_TO DO_
Examine each line of the data. Copy those that contain the string "InterFrame".

_DATASET RECORDS_
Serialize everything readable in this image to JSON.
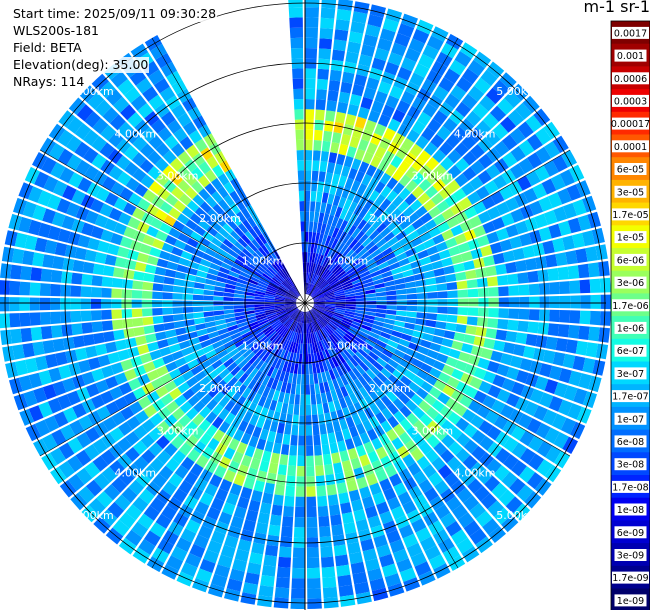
{
  "header": {
    "start_time": "Start time: 2025/09/11 09:30:28",
    "instrument": "WLS200s-181",
    "field": "Field: BETA",
    "elevation": "Elevation(deg): 35.00",
    "nrays": "NRays: 114"
  },
  "colorbar": {
    "title": "m-1 sr-1",
    "labels": [
      "0.0017",
      "0.001",
      "0.0006",
      "0.0003",
      "0.00017",
      "0.0001",
      "6e-05",
      "3e-05",
      "1.7e-05",
      "1e-05",
      "6e-06",
      "3e-06",
      "1.7e-06",
      "1e-06",
      "6e-07",
      "3e-07",
      "1.7e-07",
      "1e-07",
      "6e-08",
      "3e-08",
      "1.7e-08",
      "1e-08",
      "6e-09",
      "3e-09",
      "1.7e-09",
      "1e-09"
    ],
    "colors": [
      "#7f0000",
      "#a00000",
      "#c80000",
      "#ee0000",
      "#ff2a00",
      "#ff5800",
      "#ff8600",
      "#ffb300",
      "#ffd700",
      "#f3ff00",
      "#c6ff30",
      "#9aff5d",
      "#6dff8a",
      "#40ffb6",
      "#13fce3",
      "#00d8ff",
      "#00b4ff",
      "#0092ff",
      "#006dff",
      "#0048ff",
      "#0024ff",
      "#0000f1",
      "#0000d1",
      "#0000b1",
      "#00008f",
      "#00006b"
    ]
  },
  "chart_data": {
    "type": "heatmap",
    "projection": "polar (PPI scan)",
    "field": "BETA",
    "units": "m-1 sr-1",
    "scale": "log",
    "range_rings_km": [
      1,
      2,
      3,
      4,
      5
    ],
    "range_ring_labels": [
      "1.00km",
      "2.00km",
      "3.00km",
      "4.00km",
      "5.00km"
    ],
    "max_range_km": 5.1,
    "nrays": 114,
    "missing_sector_deg": [
      -28,
      -2
    ],
    "value_range": [
      1e-09,
      0.0017
    ],
    "typical_value_range": [
      1e-08,
      3e-07
    ],
    "enhanced_ring": {
      "range_km": [
        2.5,
        3.2
      ],
      "max_value": 1.7e-05
    }
  }
}
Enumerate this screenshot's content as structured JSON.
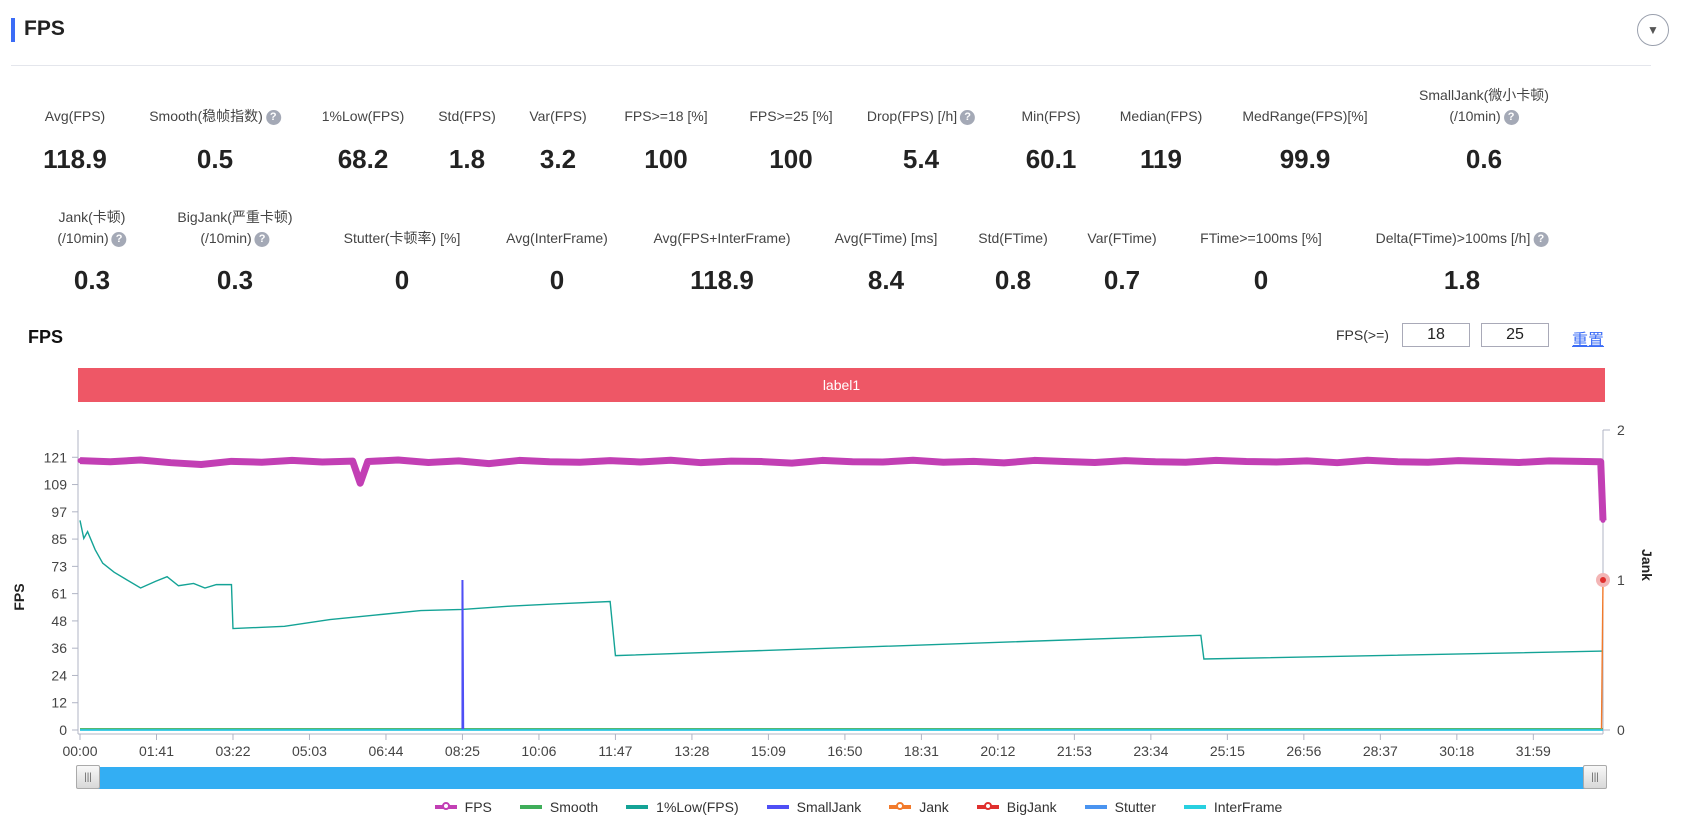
{
  "header": {
    "title": "FPS",
    "collapse_icon": "chevron-down-icon"
  },
  "stats_row1": [
    {
      "label": "Avg(FPS)",
      "value": "118.9",
      "help": false
    },
    {
      "label": "Smooth(稳帧指数)",
      "value": "0.5",
      "help": true
    },
    {
      "label": "1%Low(FPS)",
      "value": "68.2",
      "help": false
    },
    {
      "label": "Std(FPS)",
      "value": "1.8",
      "help": false
    },
    {
      "label": "Var(FPS)",
      "value": "3.2",
      "help": false
    },
    {
      "label": "FPS>=18 [%]",
      "value": "100",
      "help": false
    },
    {
      "label": "FPS>=25 [%]",
      "value": "100",
      "help": false
    },
    {
      "label": "Drop(FPS) [/h]",
      "value": "5.4",
      "help": true
    },
    {
      "label": "Min(FPS)",
      "value": "60.1",
      "help": false
    },
    {
      "label": "Median(FPS)",
      "value": "119",
      "help": false
    },
    {
      "label": "MedRange(FPS)[%]",
      "value": "99.9",
      "help": false
    },
    {
      "label": "SmallJank(微小卡顿)",
      "label2": "(/10min)",
      "value": "0.6",
      "help": true
    }
  ],
  "stats_row2": [
    {
      "label": "Jank(卡顿)",
      "label2": "(/10min)",
      "value": "0.3",
      "help": true
    },
    {
      "label": "BigJank(严重卡顿)",
      "label2": "(/10min)",
      "value": "0.3",
      "help": true
    },
    {
      "label": "Stutter(卡顿率) [%]",
      "value": "0",
      "help": false
    },
    {
      "label": "Avg(InterFrame)",
      "value": "0",
      "help": false
    },
    {
      "label": "Avg(FPS+InterFrame)",
      "value": "118.9",
      "help": false
    },
    {
      "label": "Avg(FTime) [ms]",
      "value": "8.4",
      "help": false
    },
    {
      "label": "Std(FTime)",
      "value": "0.8",
      "help": false
    },
    {
      "label": "Var(FTime)",
      "value": "0.7",
      "help": false
    },
    {
      "label": "FTime>=100ms [%]",
      "value": "0",
      "help": false
    },
    {
      "label": "Delta(FTime)>100ms [/h]",
      "value": "1.8",
      "help": true
    }
  ],
  "help_glyph": "?",
  "chart_section": {
    "title": "FPS",
    "threshold_label": "FPS(>=)",
    "threshold1": "18",
    "threshold2": "25",
    "reset_label": "重置",
    "label_bar": "label1",
    "label_bar_color": "#ee5766"
  },
  "chart_data": {
    "type": "line",
    "ylabel": "FPS",
    "y2label": "Jank",
    "ylim": [
      0,
      133.1
    ],
    "y2lim": [
      0,
      2
    ],
    "yticks": [
      "0",
      "12",
      "24",
      "36",
      "48",
      "61",
      "73",
      "85",
      "97",
      "109",
      "121"
    ],
    "y2ticks": [
      "0",
      "1",
      "2"
    ],
    "xticks": [
      "00:00",
      "01:41",
      "03:22",
      "05:03",
      "06:44",
      "08:25",
      "10:06",
      "11:47",
      "13:28",
      "15:09",
      "16:50",
      "18:31",
      "20:12",
      "21:53",
      "23:34",
      "25:15",
      "26:56",
      "28:37",
      "30:18",
      "31:59"
    ],
    "xlim": [
      "00:00",
      "33:31"
    ],
    "grid": false,
    "legend_position": "bottom",
    "series": [
      {
        "name": "FPS",
        "color": "#c23fb4",
        "axis": "left",
        "marker": "circle",
        "points": [
          [
            "00:00",
            119.5
          ],
          [
            "00:40",
            119
          ],
          [
            "01:20",
            119.8
          ],
          [
            "02:00",
            118.6
          ],
          [
            "02:40",
            117.8
          ],
          [
            "03:20",
            119.2
          ],
          [
            "04:00",
            118.8
          ],
          [
            "04:40",
            119.6
          ],
          [
            "05:20",
            118.9
          ],
          [
            "06:00",
            119.3
          ],
          [
            "06:10",
            109.5
          ],
          [
            "06:20",
            119.1
          ],
          [
            "07:00",
            119.8
          ],
          [
            "07:40",
            118.7
          ],
          [
            "08:20",
            119.4
          ],
          [
            "09:00",
            118.2
          ],
          [
            "09:40",
            119.6
          ],
          [
            "10:20",
            119
          ],
          [
            "11:00",
            118.8
          ],
          [
            "11:40",
            119.5
          ],
          [
            "12:20",
            118.9
          ],
          [
            "13:00",
            119.7
          ],
          [
            "13:40",
            118.6
          ],
          [
            "14:20",
            119.3
          ],
          [
            "15:00",
            119.1
          ],
          [
            "15:40",
            118.4
          ],
          [
            "16:20",
            119.6
          ],
          [
            "17:00",
            119
          ],
          [
            "17:40",
            118.9
          ],
          [
            "18:20",
            119.7
          ],
          [
            "19:00",
            118.8
          ],
          [
            "19:40",
            119.2
          ],
          [
            "20:20",
            118.5
          ],
          [
            "21:00",
            119.6
          ],
          [
            "21:40",
            119.1
          ],
          [
            "22:20",
            118.7
          ],
          [
            "23:00",
            119.5
          ],
          [
            "23:40",
            119
          ],
          [
            "24:20",
            118.8
          ],
          [
            "25:00",
            119.6
          ],
          [
            "25:40",
            119.1
          ],
          [
            "26:20",
            118.9
          ],
          [
            "27:00",
            119.4
          ],
          [
            "27:40",
            118.6
          ],
          [
            "28:20",
            119.7
          ],
          [
            "29:00",
            119
          ],
          [
            "29:40",
            118.8
          ],
          [
            "30:20",
            119.5
          ],
          [
            "31:00",
            119.1
          ],
          [
            "31:40",
            118.7
          ],
          [
            "32:20",
            119.4
          ],
          [
            "33:00",
            119.2
          ],
          [
            "33:28",
            119
          ],
          [
            "33:31",
            93
          ]
        ]
      },
      {
        "name": "Smooth",
        "color": "#3fae5a",
        "axis": "left",
        "points": [
          [
            "00:00",
            0.5
          ],
          [
            "33:31",
            0.5
          ]
        ]
      },
      {
        "name": "1%Low(FPS)",
        "color": "#14a396",
        "axis": "left",
        "points": [
          [
            "00:00",
            93
          ],
          [
            "00:05",
            85
          ],
          [
            "00:10",
            88
          ],
          [
            "00:20",
            80
          ],
          [
            "00:30",
            74
          ],
          [
            "00:45",
            70
          ],
          [
            "01:00",
            67
          ],
          [
            "01:20",
            63
          ],
          [
            "01:40",
            66
          ],
          [
            "01:55",
            68
          ],
          [
            "02:10",
            64
          ],
          [
            "02:30",
            65
          ],
          [
            "02:45",
            63
          ],
          [
            "03:00",
            64.5
          ],
          [
            "03:20",
            64.5
          ],
          [
            "03:22",
            45
          ],
          [
            "04:30",
            46
          ],
          [
            "05:30",
            49
          ],
          [
            "06:30",
            51
          ],
          [
            "07:30",
            53
          ],
          [
            "08:25",
            53.5
          ],
          [
            "09:30",
            55
          ],
          [
            "10:30",
            56
          ],
          [
            "11:40",
            57
          ],
          [
            "11:47",
            33
          ],
          [
            "24:40",
            42
          ],
          [
            "24:44",
            31.5
          ],
          [
            "33:31",
            35
          ]
        ]
      },
      {
        "name": "SmallJank",
        "color": "#4f4ff5",
        "axis": "right",
        "points": [
          [
            "08:25",
            0
          ],
          [
            "08:25",
            1
          ],
          [
            "08:26",
            0
          ]
        ]
      },
      {
        "name": "Jank",
        "color": "#f27a2b",
        "axis": "right",
        "marker": "circle",
        "points": [
          [
            "33:29",
            0
          ],
          [
            "33:31",
            1
          ]
        ]
      },
      {
        "name": "BigJank",
        "color": "#e0302e",
        "axis": "right",
        "marker": "circle",
        "points": [
          [
            "33:31",
            1
          ]
        ]
      },
      {
        "name": "Stutter",
        "color": "#4a94f0",
        "axis": "right",
        "points": [
          [
            "00:00",
            0
          ],
          [
            "33:31",
            0
          ]
        ]
      },
      {
        "name": "InterFrame",
        "color": "#28d0e0",
        "axis": "left",
        "points": [
          [
            "00:00",
            0
          ],
          [
            "33:31",
            0
          ]
        ]
      }
    ]
  },
  "slider": {
    "range": [
      0,
      100
    ],
    "handle_glyph": "|||"
  }
}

_OUTPUT OF THE TASK_
      "label": "Avg(InterFrame)",
      "label": "Avg(FPS+InterFrame)",
        "name": "InterFrame",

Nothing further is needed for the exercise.